◆ **Description of the task**
Return, without any change, the lines starting at the one that contains "Patent image size: (630, 1180)." and ending at the one that contains "The developer material 14 is at (557, 325).", with both of those lines included.

* Start Records supplied *

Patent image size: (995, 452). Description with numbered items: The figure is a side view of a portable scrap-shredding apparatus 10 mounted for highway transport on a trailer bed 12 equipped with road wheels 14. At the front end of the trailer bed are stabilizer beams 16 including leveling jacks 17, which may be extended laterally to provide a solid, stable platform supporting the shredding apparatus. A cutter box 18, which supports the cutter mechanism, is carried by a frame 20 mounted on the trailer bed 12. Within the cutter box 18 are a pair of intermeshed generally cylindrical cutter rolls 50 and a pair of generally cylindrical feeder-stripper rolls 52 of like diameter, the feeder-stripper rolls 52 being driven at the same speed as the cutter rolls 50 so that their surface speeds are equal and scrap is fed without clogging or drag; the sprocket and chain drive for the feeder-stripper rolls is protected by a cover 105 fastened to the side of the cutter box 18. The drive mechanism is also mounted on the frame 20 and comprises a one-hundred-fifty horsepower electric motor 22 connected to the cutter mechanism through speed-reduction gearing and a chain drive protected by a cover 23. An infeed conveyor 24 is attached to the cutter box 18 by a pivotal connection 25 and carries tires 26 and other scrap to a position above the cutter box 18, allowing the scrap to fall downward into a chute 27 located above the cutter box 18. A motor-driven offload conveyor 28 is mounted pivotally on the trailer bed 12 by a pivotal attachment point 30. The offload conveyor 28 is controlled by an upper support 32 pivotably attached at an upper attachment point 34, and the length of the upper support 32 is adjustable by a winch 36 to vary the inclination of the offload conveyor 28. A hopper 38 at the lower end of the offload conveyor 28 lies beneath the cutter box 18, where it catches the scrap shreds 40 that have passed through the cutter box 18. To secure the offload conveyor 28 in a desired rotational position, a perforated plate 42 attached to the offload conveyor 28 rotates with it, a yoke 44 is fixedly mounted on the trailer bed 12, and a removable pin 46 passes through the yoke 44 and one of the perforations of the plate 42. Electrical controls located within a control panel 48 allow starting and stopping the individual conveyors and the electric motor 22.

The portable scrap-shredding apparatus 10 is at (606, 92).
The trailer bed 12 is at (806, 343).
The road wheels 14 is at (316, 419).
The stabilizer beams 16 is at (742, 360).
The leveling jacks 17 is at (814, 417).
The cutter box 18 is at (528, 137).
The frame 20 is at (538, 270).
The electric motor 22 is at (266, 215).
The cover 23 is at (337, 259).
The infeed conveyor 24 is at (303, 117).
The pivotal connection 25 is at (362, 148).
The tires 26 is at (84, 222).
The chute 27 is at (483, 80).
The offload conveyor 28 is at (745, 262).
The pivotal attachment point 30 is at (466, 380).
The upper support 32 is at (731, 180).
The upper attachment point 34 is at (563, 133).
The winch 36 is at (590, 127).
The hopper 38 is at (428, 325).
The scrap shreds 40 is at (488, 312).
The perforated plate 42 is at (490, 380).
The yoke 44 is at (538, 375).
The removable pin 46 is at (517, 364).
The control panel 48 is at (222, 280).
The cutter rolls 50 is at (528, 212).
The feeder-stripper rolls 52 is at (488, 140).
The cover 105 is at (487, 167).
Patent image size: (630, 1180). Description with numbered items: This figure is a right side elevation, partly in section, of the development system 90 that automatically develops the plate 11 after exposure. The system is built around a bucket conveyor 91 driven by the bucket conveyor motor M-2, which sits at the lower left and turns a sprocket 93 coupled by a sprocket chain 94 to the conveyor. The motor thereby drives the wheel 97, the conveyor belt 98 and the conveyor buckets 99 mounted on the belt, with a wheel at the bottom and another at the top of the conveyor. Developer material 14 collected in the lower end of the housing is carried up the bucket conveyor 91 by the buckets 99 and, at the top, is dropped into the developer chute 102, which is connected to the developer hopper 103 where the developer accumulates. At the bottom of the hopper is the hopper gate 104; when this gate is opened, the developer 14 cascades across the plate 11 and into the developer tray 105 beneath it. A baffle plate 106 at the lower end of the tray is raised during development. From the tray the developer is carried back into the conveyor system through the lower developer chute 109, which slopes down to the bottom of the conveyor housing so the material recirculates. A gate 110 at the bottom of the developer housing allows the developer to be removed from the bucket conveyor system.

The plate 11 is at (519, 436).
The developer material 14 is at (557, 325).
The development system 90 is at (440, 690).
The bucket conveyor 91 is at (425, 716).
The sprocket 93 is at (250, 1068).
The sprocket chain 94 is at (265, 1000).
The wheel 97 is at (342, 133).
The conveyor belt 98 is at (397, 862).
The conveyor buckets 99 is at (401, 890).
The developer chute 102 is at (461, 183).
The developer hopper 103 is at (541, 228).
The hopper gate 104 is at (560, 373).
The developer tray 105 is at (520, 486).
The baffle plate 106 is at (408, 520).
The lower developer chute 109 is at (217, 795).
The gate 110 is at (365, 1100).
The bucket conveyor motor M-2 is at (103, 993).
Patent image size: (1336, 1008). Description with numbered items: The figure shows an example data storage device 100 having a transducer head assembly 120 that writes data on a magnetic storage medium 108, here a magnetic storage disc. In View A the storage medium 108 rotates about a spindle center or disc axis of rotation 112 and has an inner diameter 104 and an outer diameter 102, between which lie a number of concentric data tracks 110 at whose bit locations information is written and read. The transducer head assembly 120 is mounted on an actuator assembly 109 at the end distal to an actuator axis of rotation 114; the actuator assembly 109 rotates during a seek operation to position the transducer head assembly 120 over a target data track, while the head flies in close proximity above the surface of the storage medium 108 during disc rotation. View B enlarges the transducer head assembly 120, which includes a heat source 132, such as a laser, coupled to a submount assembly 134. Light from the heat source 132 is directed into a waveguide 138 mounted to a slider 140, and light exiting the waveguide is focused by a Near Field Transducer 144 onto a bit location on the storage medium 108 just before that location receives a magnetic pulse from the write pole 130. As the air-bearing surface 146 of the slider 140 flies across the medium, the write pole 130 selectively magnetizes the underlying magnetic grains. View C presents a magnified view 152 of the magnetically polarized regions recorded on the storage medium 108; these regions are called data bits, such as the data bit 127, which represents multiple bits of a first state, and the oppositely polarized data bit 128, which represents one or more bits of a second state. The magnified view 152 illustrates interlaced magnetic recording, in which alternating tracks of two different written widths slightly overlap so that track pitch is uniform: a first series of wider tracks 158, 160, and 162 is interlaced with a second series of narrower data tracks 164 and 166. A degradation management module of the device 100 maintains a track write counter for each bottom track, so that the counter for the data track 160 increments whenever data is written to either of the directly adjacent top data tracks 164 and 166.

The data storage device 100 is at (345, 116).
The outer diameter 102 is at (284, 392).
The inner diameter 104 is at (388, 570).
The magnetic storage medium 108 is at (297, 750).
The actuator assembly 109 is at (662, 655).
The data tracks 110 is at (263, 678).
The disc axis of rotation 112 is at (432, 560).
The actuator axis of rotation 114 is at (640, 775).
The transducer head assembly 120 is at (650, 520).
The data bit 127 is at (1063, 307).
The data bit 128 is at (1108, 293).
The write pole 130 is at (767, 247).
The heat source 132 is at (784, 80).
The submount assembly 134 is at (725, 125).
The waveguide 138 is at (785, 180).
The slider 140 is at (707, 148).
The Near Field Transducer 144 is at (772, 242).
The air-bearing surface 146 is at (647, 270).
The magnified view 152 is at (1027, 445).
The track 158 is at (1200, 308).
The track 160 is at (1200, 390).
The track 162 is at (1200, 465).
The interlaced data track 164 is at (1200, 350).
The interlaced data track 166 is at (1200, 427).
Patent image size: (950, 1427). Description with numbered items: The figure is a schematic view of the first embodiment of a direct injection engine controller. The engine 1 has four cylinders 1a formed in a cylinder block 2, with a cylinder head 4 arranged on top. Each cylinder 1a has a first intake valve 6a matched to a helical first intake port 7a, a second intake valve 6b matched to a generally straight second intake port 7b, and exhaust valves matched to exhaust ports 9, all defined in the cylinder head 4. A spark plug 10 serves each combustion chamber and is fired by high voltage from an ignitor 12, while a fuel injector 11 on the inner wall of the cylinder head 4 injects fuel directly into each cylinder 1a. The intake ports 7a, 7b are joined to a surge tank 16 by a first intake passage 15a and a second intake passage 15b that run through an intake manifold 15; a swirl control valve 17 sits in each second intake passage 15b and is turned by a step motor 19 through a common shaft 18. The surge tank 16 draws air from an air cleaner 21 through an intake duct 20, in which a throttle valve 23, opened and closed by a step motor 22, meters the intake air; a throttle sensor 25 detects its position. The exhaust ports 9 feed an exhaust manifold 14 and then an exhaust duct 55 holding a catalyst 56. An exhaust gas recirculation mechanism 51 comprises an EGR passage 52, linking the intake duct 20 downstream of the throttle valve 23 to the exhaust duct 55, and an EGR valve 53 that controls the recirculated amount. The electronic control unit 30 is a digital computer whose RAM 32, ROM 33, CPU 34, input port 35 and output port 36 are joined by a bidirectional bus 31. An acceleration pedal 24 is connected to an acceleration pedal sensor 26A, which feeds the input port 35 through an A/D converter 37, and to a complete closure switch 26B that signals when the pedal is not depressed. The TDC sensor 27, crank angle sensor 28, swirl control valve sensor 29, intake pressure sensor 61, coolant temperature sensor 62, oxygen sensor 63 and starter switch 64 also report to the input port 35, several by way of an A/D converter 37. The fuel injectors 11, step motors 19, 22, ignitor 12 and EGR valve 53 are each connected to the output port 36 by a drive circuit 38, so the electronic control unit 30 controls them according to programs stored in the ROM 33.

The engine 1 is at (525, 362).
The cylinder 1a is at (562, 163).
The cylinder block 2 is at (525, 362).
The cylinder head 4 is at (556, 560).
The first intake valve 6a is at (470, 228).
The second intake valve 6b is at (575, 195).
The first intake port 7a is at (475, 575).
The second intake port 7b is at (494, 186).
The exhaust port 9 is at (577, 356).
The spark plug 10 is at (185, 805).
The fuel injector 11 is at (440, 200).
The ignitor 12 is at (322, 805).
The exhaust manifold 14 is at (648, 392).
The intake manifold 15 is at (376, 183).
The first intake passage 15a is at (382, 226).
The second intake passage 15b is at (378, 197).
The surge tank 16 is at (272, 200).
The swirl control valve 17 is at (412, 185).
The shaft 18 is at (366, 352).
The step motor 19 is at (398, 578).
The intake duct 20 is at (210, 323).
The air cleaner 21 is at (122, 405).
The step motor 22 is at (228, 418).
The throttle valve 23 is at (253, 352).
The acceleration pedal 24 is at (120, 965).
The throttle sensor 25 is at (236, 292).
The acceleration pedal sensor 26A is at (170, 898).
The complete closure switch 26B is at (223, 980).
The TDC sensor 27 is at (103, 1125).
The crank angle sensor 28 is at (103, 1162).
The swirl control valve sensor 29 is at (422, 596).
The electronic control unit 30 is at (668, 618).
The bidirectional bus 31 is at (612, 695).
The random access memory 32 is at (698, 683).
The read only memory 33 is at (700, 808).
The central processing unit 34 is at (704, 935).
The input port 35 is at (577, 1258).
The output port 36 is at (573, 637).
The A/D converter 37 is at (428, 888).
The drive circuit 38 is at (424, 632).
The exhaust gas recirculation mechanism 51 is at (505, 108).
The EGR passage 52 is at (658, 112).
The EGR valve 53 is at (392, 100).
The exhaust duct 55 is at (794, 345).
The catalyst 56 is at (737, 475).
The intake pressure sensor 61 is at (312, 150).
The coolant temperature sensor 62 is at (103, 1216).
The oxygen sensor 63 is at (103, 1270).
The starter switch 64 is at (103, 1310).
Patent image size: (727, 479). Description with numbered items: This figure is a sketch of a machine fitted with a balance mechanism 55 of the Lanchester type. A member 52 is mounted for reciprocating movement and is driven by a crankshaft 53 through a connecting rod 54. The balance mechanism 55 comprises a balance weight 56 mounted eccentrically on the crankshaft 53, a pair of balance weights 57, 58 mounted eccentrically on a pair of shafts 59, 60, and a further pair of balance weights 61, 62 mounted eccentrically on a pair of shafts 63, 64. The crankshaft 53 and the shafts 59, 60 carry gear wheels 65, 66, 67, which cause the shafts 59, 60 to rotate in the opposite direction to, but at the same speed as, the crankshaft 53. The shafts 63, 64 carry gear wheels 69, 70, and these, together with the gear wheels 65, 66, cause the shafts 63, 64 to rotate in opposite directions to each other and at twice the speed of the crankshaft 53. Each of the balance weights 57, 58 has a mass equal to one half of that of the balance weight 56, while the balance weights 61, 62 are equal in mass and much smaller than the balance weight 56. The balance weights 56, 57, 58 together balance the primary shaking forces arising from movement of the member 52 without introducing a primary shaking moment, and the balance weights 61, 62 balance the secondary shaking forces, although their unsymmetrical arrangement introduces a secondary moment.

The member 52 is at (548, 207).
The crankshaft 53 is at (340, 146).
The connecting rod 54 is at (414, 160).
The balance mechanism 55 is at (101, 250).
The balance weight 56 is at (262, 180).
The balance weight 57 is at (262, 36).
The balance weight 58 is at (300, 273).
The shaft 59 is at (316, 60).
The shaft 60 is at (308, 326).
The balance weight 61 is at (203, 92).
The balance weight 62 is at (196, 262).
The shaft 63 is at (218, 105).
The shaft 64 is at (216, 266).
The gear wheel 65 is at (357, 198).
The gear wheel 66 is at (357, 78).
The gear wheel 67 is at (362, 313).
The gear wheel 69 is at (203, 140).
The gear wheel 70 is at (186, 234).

* End Records supplied *

◆ **Solution below**
Patent image size: (630, 1180). Description with numbered items: This figure is a right side elevation, partly in section, of the development system 90 that automatically develops the plate 11 after exposure. The system is built around a bucket conveyor 91 driven by the bucket conveyor motor M-2, which sits at the lower left and turns a sprocket 93 coupled by a sprocket chain 94 to the conveyor. The motor thereby drives the wheel 97, the conveyor belt 98 and the conveyor buckets 99 mounted on the belt, with a wheel at the bottom and another at the top of the conveyor. Developer material 14 collected in the lower end of the housing is carried up the bucket conveyor 91 by the buckets 99 and, at the top, is dropped into the developer chute 102, which is connected to the developer hopper 103 where the developer accumulates. At the bottom of the hopper is the hopper gate 104; when this gate is opened, the developer 14 cascades across the plate 11 and into the developer tray 105 beneath it. A baffle plate 106 at the lower end of the tray is raised during development. From the tray the developer is carried back into the conveyor system through the lower developer chute 109, which slopes down to the bottom of the conveyor housing so the material recirculates. A gate 110 at the bottom of the developer housing allows the developer to be removed from the bucket conveyor system.

The plate 11 is at (519, 436).
The developer material 14 is at (557, 325).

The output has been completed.